--- Start Data extract ---
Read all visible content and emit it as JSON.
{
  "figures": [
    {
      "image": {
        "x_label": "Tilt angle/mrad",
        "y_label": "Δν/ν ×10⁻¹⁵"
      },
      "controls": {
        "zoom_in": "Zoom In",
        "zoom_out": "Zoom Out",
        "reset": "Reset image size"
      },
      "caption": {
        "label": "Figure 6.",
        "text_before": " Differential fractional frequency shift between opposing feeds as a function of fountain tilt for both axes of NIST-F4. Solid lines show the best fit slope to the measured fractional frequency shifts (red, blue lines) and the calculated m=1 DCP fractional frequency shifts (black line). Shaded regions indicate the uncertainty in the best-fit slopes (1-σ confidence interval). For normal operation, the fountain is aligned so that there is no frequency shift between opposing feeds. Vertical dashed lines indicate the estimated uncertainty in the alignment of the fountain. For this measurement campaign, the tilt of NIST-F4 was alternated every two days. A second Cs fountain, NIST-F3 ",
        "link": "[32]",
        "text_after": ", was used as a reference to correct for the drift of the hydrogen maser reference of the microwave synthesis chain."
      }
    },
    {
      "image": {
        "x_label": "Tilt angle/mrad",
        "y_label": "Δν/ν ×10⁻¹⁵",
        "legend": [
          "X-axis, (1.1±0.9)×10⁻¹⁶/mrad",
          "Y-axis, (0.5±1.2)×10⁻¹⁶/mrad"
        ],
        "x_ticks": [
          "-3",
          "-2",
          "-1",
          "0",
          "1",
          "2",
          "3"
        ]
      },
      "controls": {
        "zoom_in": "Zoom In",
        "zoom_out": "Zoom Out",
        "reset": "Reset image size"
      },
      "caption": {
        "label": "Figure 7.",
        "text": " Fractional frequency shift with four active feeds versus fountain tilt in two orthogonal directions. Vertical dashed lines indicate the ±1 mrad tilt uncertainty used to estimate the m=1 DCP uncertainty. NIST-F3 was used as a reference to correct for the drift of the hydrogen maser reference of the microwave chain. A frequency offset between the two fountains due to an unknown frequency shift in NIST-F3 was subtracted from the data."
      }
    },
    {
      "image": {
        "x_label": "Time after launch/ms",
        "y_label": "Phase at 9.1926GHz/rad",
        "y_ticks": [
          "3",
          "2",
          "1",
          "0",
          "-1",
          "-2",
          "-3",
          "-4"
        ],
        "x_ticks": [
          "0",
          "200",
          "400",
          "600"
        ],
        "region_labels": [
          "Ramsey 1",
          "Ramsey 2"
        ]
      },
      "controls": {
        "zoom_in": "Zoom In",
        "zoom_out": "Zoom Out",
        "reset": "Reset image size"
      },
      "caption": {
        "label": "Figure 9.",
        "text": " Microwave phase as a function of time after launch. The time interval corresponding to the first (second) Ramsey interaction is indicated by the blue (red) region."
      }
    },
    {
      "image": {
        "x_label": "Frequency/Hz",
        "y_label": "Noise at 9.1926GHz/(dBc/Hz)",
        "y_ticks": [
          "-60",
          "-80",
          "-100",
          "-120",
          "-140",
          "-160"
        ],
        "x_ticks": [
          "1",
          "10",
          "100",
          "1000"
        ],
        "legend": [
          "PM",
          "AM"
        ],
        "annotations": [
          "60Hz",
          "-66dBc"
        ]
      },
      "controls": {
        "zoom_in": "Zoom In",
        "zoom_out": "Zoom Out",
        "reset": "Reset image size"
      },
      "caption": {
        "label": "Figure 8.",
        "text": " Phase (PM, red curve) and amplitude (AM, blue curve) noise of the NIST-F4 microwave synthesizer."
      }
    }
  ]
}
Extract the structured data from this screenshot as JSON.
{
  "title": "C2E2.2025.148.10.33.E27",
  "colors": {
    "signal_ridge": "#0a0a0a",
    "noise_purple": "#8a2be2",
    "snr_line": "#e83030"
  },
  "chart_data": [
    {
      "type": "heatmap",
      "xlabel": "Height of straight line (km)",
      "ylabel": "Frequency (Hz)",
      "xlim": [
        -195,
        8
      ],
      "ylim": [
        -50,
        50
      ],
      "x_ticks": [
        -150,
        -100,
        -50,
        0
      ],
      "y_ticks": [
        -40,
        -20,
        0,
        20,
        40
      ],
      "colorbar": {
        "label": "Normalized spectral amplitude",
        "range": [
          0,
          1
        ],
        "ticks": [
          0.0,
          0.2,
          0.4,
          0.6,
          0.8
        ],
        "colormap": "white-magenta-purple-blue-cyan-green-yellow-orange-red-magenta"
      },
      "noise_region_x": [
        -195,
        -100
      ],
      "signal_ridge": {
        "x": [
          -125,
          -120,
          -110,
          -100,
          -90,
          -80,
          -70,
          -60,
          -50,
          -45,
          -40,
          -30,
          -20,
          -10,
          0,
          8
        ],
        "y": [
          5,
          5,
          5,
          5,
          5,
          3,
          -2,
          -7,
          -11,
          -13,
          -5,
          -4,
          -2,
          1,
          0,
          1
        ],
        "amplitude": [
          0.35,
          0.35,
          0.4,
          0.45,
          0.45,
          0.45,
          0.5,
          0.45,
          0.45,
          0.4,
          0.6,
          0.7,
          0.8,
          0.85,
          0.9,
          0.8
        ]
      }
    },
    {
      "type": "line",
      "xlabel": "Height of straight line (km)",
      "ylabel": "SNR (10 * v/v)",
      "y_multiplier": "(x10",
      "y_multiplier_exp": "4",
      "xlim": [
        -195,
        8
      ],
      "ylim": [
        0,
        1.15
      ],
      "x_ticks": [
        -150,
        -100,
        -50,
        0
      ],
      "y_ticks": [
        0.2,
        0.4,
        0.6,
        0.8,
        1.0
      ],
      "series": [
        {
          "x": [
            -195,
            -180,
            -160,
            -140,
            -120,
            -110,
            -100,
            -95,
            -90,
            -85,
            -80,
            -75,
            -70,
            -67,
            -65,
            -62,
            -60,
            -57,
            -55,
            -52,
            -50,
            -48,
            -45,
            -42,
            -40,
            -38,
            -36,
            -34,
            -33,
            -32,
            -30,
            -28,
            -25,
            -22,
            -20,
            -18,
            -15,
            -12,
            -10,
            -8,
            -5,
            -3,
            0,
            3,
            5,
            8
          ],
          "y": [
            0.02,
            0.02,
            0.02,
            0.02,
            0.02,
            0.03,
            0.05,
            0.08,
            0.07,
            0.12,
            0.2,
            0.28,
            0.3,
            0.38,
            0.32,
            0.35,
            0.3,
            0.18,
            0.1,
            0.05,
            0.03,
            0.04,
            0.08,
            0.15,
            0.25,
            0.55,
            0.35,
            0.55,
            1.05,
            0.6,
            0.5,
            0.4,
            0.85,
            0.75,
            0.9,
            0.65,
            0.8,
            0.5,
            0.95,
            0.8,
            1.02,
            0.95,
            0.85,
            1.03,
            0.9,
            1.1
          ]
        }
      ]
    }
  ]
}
--- End Data extract ---
● Written task: Copy every line of the records word for word.

● Answer in full:
Read all visible content and emit it as JSON.
{
  "figures": [
    {
      "image": {
        "x_label": "Tilt angle/mrad",
        "y_label": "Δν/ν ×10⁻¹⁵"
      },
      "controls": {
        "zoom_in": "Zoom In",
        "zoom_out": "Zoom Out",
        "reset": "Reset image size"
      },
      "caption": {
        "label": "Figure 6.",
        "text_before": " Differential fractional frequency shift between opposing feeds as a function of fountain tilt for both axes of NIST-F4. Solid lines show the best fit slope to the measured fractional frequency shifts (red, blue lines) and the calculated m=1 DCP fractional frequency shifts (black line). Shaded regions indicate the uncertainty in the best-fit slopes (1-σ confidence interval). For normal operation, the fountain is aligned so that there is no frequency shift between opposing feeds. Vertical dashed lines indicate the estimated uncertainty in the alignment of the fountain. For this measurement campaign, the tilt of NIST-F4 was alternated every two days. A second Cs fountain, NIST-F3 ",
        "link": "[32]",
        "text_after": ", was used as a reference to correct for the drift of the hydrogen maser reference of the microwave synthesis chain."
      }
    },
    {
      "image": {
        "x_label": "Tilt angle/mrad",
        "y_label": "Δν/ν ×10⁻¹⁵",
        "legend": [
          "X-axis, (1.1±0.9)×10⁻¹⁶/mrad",
          "Y-axis, (0.5±1.2)×10⁻¹⁶/mrad"
        ],
        "x_ticks": [
          "-3",
          "-2",
          "-1",
          "0",
          "1",
          "2",
          "3"
        ]
      },
      "controls": {
        "zoom_in": "Zoom In",
        "zoom_out": "Zoom Out",
        "reset": "Reset image size"
      },
      "caption": {
        "label": "Figure 7.",
        "text": " Fractional frequency shift with four active feeds versus fountain tilt in two orthogonal directions. Vertical dashed lines indicate the ±1 mrad tilt uncertainty used to estimate the m=1 DCP uncertainty. NIST-F3 was used as a reference to correct for the drift of the hydrogen maser reference of the microwave chain. A frequency offset between the two fountains due to an unknown frequency shift in NIST-F3 was subtracted from the data."
      }
    },
    {
      "image": {
        "x_label": "Time after launch/ms",
        "y_label": "Phase at 9.1926GHz/rad",
        "y_ticks": [
          "3",
          "2",
          "1",
          "0",
          "-1",
          "-2",
          "-3",
          "-4"
        ],
        "x_ticks": [
          "0",
          "200",
          "400",
          "600"
        ],
        "region_labels": [
          "Ramsey 1",
          "Ramsey 2"
        ]
      },
      "controls": {
        "zoom_in": "Zoom In",
        "zoom_out": "Zoom Out",
        "reset": "Reset image size"
      },
      "caption": {
        "label": "Figure 9.",
        "text": " Microwave phase as a function of time after launch. The time interval corresponding to the first (second) Ramsey interaction is indicated by the blue (red) region."
      }
    },
    {
      "image": {
        "x_label": "Frequency/Hz",
        "y_label": "Noise at 9.1926GHz/(dBc/Hz)",
        "y_ticks": [
          "-60",
          "-80",
          "-100",
          "-120",
          "-140",
          "-160"
        ],
        "x_ticks": [
          "1",
          "10",
          "100",
          "1000"
        ],
        "legend": [
          "PM",
          "AM"
        ],
        "annotations": [
          "60Hz",
          "-66dBc"
        ]
      },
      "controls": {
        "zoom_in": "Zoom In",
        "zoom_out": "Zoom Out",
        "reset": "Reset image size"
      },
      "caption": {
        "label": "Figure 8.",
        "text": " Phase (PM, red curve) and amplitude (AM, blue curve) noise of the NIST-F4 microwave synthesizer."
      }
    }
  ]
}
Extract the structured data from this screenshot as JSON.
{
  "title": "C2E2.2025.148.10.33.E27",
  "colors": {
    "signal_ridge": "#0a0a0a",
    "noise_purple": "#8a2be2",
    "snr_line": "#e83030"
  },
  "chart_data": [
    {
      "type": "heatmap",
      "xlabel": "Height of straight line (km)",
      "ylabel": "Frequency (Hz)",
      "xlim": [
        -195,
        8
      ],
      "ylim": [
        -50,
        50
      ],
      "x_ticks": [
        -150,
        -100,
        -50,
        0
      ],
      "y_ticks": [
        -40,
        -20,
        0,
        20,
        40
      ],
      "colorbar": {
        "label": "Normalized spectral amplitude",
        "range": [
          0,
          1
        ],
        "ticks": [
          0.0,
          0.2,
          0.4,
          0.6,
          0.8
        ],
        "colormap": "white-magenta-purple-blue-cyan-green-yellow-orange-red-magenta"
      },
      "noise_region_x": [
        -195,
        -100
      ],
      "signal_ridge": {
        "x": [
          -125,
          -120,
          -110,
          -100,
          -90,
          -80,
          -70,
          -60,
          -50,
          -45,
          -40,
          -30,
          -20,
          -10,
          0,
          8
        ],
        "y": [
          5,
          5,
          5,
          5,
          5,
          3,
          -2,
          -7,
          -11,
          -13,
          -5,
          -4,
          -2,
          1,
          0,
          1
        ],
        "amplitude": [
          0.35,
          0.35,
          0.4,
          0.45,
          0.45,
          0.45,
          0.5,
          0.45,
          0.45,
          0.4,
          0.6,
          0.7,
          0.8,
          0.85,
          0.9,
          0.8
        ]
      }
    },
    {
      "type": "line",
      "xlabel": "Height of straight line (km)",
      "ylabel": "SNR (10 * v/v)",
      "y_multiplier": "(x10",
      "y_multiplier_exp": "4",
      "xlim": [
        -195,
        8
      ],
      "ylim": [
        0,
        1.15
      ],
      "x_ticks": [
        -150,
        -100,
        -50,
        0
      ],
      "y_ticks": [
        0.2,
        0.4,
        0.6,
        0.8,
        1.0
      ],
      "series": [
        {
          "x": [
            -195,
            -180,
            -160,
            -140,
            -120,
            -110,
            -100,
            -95,
            -90,
            -85,
            -80,
            -75,
            -70,
            -67,
            -65,
            -62,
            -60,
            -57,
            -55,
            -52,
            -50,
            -48,
            -45,
            -42,
            -40,
            -38,
            -36,
            -34,
            -33,
            -32,
            -30,
            -28,
            -25,
            -22,
            -20,
            -18,
            -15,
            -12,
            -10,
            -8,
            -5,
            -3,
            0,
            3,
            5,
            8
          ],
          "y": [
            0.02,
            0.02,
            0.02,
            0.02,
            0.02,
            0.03,
            0.05,
            0.08,
            0.07,
            0.12,
            0.2,
            0.28,
            0.3,
            0.38,
            0.32,
            0.35,
            0.3,
            0.18,
            0.1,
            0.05,
            0.03,
            0.04,
            0.08,
            0.15,
            0.25,
            0.55,
            0.35,
            0.55,
            1.05,
            0.6,
            0.5,
            0.4,
            0.85,
            0.75,
            0.9,
            0.65,
            0.8,
            0.5,
            0.95,
            0.8,
            1.02,
            0.95,
            0.85,
            1.03,
            0.9,
            1.1
          ]
        }
      ]
    }
  ]
}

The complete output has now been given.